Required task
Copy the lines of the material starting at the line containing "green-signal <box>818 219 830 235</box>" and ending at the line containing "probe-legend: LSI 13", with both of those lines included.

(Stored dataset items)
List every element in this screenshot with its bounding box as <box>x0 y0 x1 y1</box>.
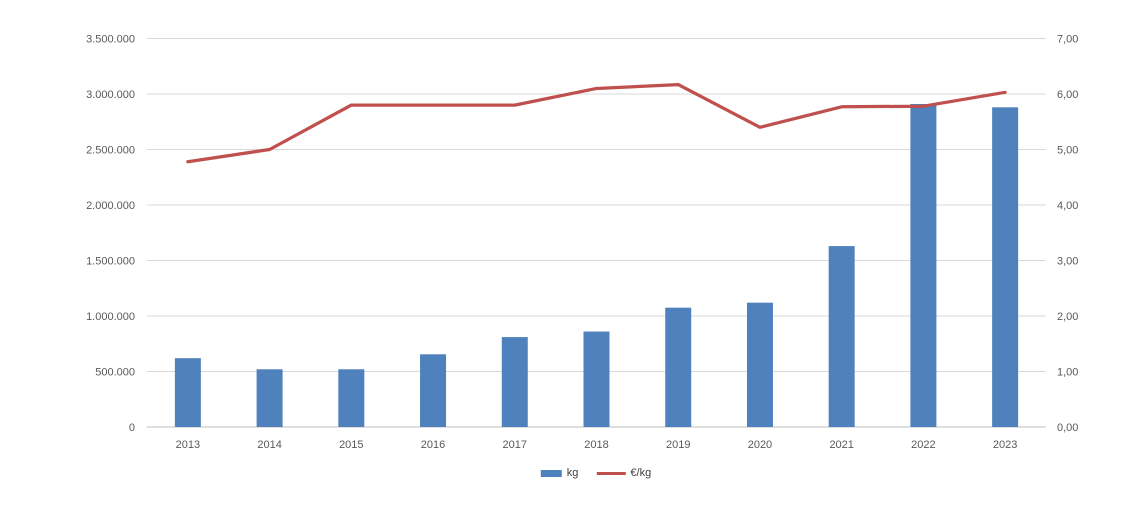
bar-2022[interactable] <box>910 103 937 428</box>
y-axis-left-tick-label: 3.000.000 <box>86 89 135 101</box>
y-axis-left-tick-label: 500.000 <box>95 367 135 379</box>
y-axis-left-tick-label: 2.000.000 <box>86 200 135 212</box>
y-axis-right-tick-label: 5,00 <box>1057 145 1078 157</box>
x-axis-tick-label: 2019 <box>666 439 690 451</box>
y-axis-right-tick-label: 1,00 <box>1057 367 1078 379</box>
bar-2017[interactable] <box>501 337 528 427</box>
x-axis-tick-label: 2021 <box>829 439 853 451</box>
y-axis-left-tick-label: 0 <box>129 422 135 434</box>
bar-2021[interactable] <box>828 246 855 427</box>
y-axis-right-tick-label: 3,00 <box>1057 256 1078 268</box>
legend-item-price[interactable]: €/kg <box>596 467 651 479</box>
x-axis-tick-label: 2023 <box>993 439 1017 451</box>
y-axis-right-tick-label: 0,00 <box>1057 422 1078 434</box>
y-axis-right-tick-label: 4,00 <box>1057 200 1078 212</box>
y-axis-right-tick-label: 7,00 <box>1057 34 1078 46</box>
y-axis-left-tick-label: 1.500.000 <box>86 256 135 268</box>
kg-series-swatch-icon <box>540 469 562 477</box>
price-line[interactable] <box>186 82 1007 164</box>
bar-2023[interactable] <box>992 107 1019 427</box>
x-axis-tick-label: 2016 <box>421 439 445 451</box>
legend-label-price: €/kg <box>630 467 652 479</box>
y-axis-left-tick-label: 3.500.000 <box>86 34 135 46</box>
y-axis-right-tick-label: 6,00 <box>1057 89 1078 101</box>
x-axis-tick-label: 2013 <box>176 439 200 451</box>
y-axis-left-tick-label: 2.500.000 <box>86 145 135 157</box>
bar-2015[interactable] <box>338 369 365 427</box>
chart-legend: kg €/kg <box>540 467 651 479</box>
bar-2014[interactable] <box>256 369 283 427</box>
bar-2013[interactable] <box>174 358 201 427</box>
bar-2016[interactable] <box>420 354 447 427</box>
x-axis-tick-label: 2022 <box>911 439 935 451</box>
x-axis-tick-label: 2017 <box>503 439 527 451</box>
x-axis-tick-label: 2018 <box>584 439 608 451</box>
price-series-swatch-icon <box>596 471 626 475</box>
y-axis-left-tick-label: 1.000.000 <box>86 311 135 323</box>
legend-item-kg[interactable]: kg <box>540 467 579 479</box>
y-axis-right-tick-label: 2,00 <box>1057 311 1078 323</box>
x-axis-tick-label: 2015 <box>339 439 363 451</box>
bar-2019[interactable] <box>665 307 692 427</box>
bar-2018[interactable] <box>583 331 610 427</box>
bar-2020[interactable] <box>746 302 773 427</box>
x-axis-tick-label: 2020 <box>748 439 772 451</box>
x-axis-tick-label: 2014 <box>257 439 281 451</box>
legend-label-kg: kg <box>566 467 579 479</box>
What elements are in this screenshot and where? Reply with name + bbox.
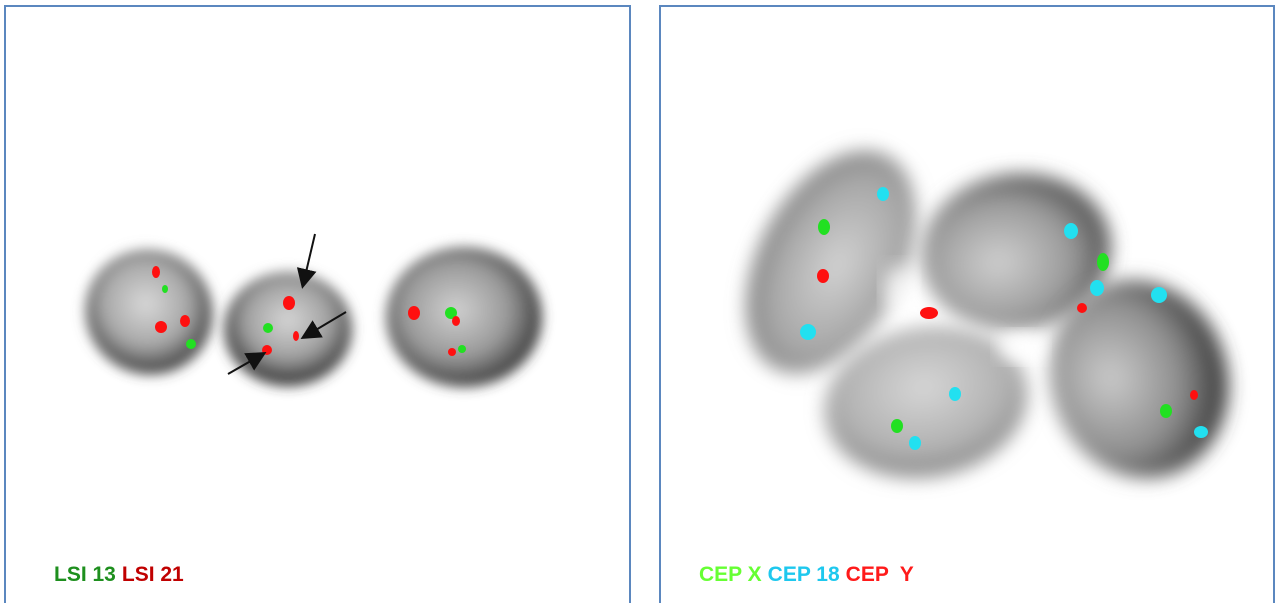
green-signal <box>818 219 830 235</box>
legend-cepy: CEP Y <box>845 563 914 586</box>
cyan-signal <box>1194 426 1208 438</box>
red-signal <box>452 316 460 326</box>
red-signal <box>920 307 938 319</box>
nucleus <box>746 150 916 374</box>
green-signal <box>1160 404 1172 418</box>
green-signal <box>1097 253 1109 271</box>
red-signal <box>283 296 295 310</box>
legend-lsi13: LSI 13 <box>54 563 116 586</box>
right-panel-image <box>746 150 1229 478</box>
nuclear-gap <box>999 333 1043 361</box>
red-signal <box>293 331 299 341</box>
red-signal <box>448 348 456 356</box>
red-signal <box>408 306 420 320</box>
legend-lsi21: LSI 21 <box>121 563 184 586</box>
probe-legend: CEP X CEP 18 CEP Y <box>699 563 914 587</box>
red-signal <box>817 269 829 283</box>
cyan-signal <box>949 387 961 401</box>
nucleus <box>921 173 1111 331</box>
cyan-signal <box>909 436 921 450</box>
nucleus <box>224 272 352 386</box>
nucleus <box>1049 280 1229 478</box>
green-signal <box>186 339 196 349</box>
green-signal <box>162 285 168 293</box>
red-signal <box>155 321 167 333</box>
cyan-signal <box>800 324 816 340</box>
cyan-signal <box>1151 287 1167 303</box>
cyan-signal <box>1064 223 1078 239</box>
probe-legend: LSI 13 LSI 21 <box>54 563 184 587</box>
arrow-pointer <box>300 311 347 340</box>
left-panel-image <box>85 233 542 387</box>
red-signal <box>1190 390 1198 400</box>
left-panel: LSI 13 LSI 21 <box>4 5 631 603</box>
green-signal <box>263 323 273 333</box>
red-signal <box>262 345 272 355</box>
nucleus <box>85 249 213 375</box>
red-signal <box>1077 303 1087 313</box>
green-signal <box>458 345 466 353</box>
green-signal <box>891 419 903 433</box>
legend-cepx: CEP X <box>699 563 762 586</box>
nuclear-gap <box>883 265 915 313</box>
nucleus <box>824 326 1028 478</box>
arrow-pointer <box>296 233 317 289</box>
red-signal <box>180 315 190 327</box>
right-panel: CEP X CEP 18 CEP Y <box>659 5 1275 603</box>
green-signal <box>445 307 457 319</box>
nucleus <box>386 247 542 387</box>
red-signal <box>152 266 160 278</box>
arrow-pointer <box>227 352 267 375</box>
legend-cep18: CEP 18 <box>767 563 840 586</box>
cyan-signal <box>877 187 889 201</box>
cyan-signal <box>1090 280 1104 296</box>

Written response
green-signal <box>818 219 830 235</box>
legend-cepy: CEP Y <box>845 563 914 586</box>
cyan-signal <box>1194 426 1208 438</box>
red-signal <box>452 316 460 326</box>
red-signal <box>920 307 938 319</box>
nucleus <box>746 150 916 374</box>
green-signal <box>1160 404 1172 418</box>
green-signal <box>1097 253 1109 271</box>
red-signal <box>283 296 295 310</box>
legend-lsi13: LSI 13 <box>54 563 116 586</box>
right-panel-image <box>746 150 1229 478</box>
nuclear-gap <box>999 333 1043 361</box>
red-signal <box>293 331 299 341</box>
red-signal <box>448 348 456 356</box>
red-signal <box>408 306 420 320</box>
legend-lsi21: LSI 21 <box>121 563 184 586</box>
probe-legend: CEP X CEP 18 CEP Y <box>699 563 914 587</box>
red-signal <box>817 269 829 283</box>
cyan-signal <box>949 387 961 401</box>
nucleus <box>921 173 1111 331</box>
cyan-signal <box>909 436 921 450</box>
nucleus <box>224 272 352 386</box>
nucleus <box>1049 280 1229 478</box>
green-signal <box>186 339 196 349</box>
green-signal <box>162 285 168 293</box>
red-signal <box>155 321 167 333</box>
cyan-signal <box>800 324 816 340</box>
cyan-signal <box>1151 287 1167 303</box>
cyan-signal <box>1064 223 1078 239</box>
probe-legend: LSI 13 LSI 21 <box>54 563 184 587</box>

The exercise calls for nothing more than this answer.